(Data listing)
======
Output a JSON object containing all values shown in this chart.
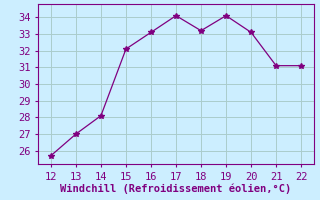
{
  "x": [
    12,
    13,
    14,
    15,
    16,
    17,
    18,
    19,
    20,
    21,
    22
  ],
  "y": [
    25.7,
    27.0,
    28.1,
    32.1,
    33.1,
    34.1,
    33.2,
    34.1,
    33.1,
    31.1,
    31.1
  ],
  "line_color": "#800080",
  "marker": "*",
  "marker_size": 4,
  "xlabel": "Windchill (Refroidissement éolien,°C)",
  "xlabel_fontsize": 7.5,
  "xlim": [
    11.5,
    22.5
  ],
  "ylim": [
    25.2,
    34.8
  ],
  "xticks": [
    12,
    13,
    14,
    15,
    16,
    17,
    18,
    19,
    20,
    21,
    22
  ],
  "yticks": [
    26,
    27,
    28,
    29,
    30,
    31,
    32,
    33,
    34
  ],
  "background_color": "#cceeff",
  "grid_color": "#aacccc",
  "tick_color": "#800080",
  "tick_fontsize": 7.5,
  "spine_color": "#800080",
  "font_family": "monospace"
}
======
*What to produce*.
Repeat the material above in full and unchanged, minus its images.

*Output*.
Output a JSON object containing all values shown in this chart.
{
  "x": [
    12,
    13,
    14,
    15,
    16,
    17,
    18,
    19,
    20,
    21,
    22
  ],
  "y": [
    25.7,
    27.0,
    28.1,
    32.1,
    33.1,
    34.1,
    33.2,
    34.1,
    33.1,
    31.1,
    31.1
  ],
  "line_color": "#800080",
  "marker": "*",
  "marker_size": 4,
  "xlabel": "Windchill (Refroidissement éolien,°C)",
  "xlabel_fontsize": 7.5,
  "xlim": [
    11.5,
    22.5
  ],
  "ylim": [
    25.2,
    34.8
  ],
  "xticks": [
    12,
    13,
    14,
    15,
    16,
    17,
    18,
    19,
    20,
    21,
    22
  ],
  "yticks": [
    26,
    27,
    28,
    29,
    30,
    31,
    32,
    33,
    34
  ],
  "background_color": "#cceeff",
  "grid_color": "#aacccc",
  "tick_color": "#800080",
  "tick_fontsize": 7.5,
  "spine_color": "#800080",
  "font_family": "monospace"
}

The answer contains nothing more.